* **Listed records**:
----

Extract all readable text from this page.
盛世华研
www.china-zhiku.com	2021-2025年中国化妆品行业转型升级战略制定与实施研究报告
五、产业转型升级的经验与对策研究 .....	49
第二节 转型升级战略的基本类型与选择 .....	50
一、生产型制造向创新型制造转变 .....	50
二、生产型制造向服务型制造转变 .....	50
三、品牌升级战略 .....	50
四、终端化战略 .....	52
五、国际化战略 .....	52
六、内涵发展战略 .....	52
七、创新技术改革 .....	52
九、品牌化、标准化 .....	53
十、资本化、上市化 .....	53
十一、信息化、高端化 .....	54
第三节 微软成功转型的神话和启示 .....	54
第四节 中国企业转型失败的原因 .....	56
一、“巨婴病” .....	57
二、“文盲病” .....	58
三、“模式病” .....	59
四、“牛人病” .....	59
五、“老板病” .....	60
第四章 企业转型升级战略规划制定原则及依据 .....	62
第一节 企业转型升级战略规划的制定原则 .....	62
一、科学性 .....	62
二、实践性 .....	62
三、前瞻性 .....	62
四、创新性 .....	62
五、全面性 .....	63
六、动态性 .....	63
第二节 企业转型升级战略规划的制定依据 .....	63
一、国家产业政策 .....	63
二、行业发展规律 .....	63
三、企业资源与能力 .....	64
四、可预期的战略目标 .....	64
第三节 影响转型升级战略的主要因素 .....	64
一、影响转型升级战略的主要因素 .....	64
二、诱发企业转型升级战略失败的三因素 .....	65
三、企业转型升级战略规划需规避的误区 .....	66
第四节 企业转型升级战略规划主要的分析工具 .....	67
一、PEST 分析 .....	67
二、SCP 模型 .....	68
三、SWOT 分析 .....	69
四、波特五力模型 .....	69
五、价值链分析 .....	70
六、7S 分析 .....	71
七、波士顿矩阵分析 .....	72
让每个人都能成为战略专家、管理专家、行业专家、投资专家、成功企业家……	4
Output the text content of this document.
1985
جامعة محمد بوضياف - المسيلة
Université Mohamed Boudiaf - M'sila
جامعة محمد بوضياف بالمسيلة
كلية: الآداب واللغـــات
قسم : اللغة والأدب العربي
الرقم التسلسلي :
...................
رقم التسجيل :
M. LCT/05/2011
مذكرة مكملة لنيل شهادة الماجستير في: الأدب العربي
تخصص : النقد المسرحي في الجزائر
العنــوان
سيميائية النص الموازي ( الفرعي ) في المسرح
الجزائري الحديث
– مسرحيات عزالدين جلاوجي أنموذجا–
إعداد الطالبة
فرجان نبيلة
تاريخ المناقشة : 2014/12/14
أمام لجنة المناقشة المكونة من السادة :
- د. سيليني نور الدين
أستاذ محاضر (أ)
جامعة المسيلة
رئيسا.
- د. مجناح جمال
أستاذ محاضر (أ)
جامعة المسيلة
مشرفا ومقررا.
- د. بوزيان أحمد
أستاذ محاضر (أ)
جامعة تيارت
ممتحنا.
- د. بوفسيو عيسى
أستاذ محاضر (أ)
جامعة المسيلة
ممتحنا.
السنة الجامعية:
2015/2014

----

* **Written instruction**: From the first line to the last, please quote the material above exactly.

* **Result of the exercise**:
Extract all readable text from this page.
盛世华研
www.china-zhiku.com	2021-2025年中国化妆品行业转型升级战略制定与实施研究报告
五、产业转型升级的经验与对策研究 .....	49
第二节 转型升级战略的基本类型与选择 .....	50
一、生产型制造向创新型制造转变 .....	50
二、生产型制造向服务型制造转变 .....	50
三、品牌升级战略 .....	50
四、终端化战略 .....	52
五、国际化战略 .....	52
六、内涵发展战略 .....	52
七、创新技术改革 .....	52
九、品牌化、标准化 .....	53
十、资本化、上市化 .....	53
十一、信息化、高端化 .....	54
第三节 微软成功转型的神话和启示 .....	54
第四节 中国企业转型失败的原因 .....	56
一、“巨婴病” .....	57
二、“文盲病” .....	58
三、“模式病” .....	59
四、“牛人病” .....	59
五、“老板病” .....	60
第四章 企业转型升级战略规划制定原则及依据 .....	62
第一节 企业转型升级战略规划的制定原则 .....	62
一、科学性 .....	62
二、实践性 .....	62
三、前瞻性 .....	62
四、创新性 .....	62
五、全面性 .....	63
六、动态性 .....	63
第二节 企业转型升级战略规划的制定依据 .....	63
一、国家产业政策 .....	63
二、行业发展规律 .....	63
三、企业资源与能力 .....	64
四、可预期的战略目标 .....	64
第三节 影响转型升级战略的主要因素 .....	64
一、影响转型升级战略的主要因素 .....	64
二、诱发企业转型升级战略失败的三因素 .....	65
三、企业转型升级战略规划需规避的误区 .....	66
第四节 企业转型升级战略规划主要的分析工具 .....	67
一、PEST 分析 .....	67
二、SCP 模型 .....	68
三、SWOT 分析 .....	69
四、波特五力模型 .....	69
五、价值链分析 .....	70
六、7S 分析 .....	71
七、波士顿矩阵分析 .....	72
让每个人都能成为战略专家、管理专家、行业专家、投资专家、成功企业家……	4
Output the text content of this document.
1985
جامعة محمد بوضياف - المسيلة
Université Mohamed Boudiaf - M'sila
جامعة محمد بوضياف بالمسيلة
كلية: الآداب واللغـــات
قسم : اللغة والأدب العربي
الرقم التسلسلي :
...................
رقم التسجيل :
M. LCT/05/2011
مذكرة مكملة لنيل شهادة الماجستير في: الأدب العربي
تخصص : النقد المسرحي في الجزائر
العنــوان
سيميائية النص الموازي ( الفرعي ) في المسرح
الجزائري الحديث
– مسرحيات عزالدين جلاوجي أنموذجا–
إعداد الطالبة
فرجان نبيلة
تاريخ المناقشة : 2014/12/14
أمام لجنة المناقشة المكونة من السادة :
- د. سيليني نور الدين
أستاذ محاضر (أ)
جامعة المسيلة
رئيسا.
- د. مجناح جمال
أستاذ محاضر (أ)
جامعة المسيلة
مشرفا ومقررا.
- د. بوزيان أحمد
أستاذ محاضر (أ)
جامعة تيارت
ممتحنا.
- د. بوفسيو عيسى
أستاذ محاضر (أ)
جامعة المسيلة
ممتحنا.
السنة الجامعية:
2015/2014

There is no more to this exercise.